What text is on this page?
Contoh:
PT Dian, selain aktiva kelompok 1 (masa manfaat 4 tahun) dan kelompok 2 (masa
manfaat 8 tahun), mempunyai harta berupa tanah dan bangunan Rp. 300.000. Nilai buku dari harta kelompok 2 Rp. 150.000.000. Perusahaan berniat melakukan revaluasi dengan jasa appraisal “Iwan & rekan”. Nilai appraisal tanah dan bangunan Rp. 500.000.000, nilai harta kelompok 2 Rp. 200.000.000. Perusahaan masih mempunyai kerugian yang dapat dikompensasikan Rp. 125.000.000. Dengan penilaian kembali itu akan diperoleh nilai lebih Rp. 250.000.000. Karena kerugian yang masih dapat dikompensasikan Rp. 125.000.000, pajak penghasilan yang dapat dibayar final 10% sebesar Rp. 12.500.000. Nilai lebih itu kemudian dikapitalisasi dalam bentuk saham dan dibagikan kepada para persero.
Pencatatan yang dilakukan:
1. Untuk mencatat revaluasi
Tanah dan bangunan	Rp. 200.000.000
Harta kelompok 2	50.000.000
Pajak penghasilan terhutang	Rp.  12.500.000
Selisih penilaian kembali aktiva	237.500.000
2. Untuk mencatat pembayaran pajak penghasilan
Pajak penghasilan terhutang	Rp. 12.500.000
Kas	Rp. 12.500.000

# Directions:
How many lines in the records hold the string "Untuk"? Reply with the number alone.

# Response below:
2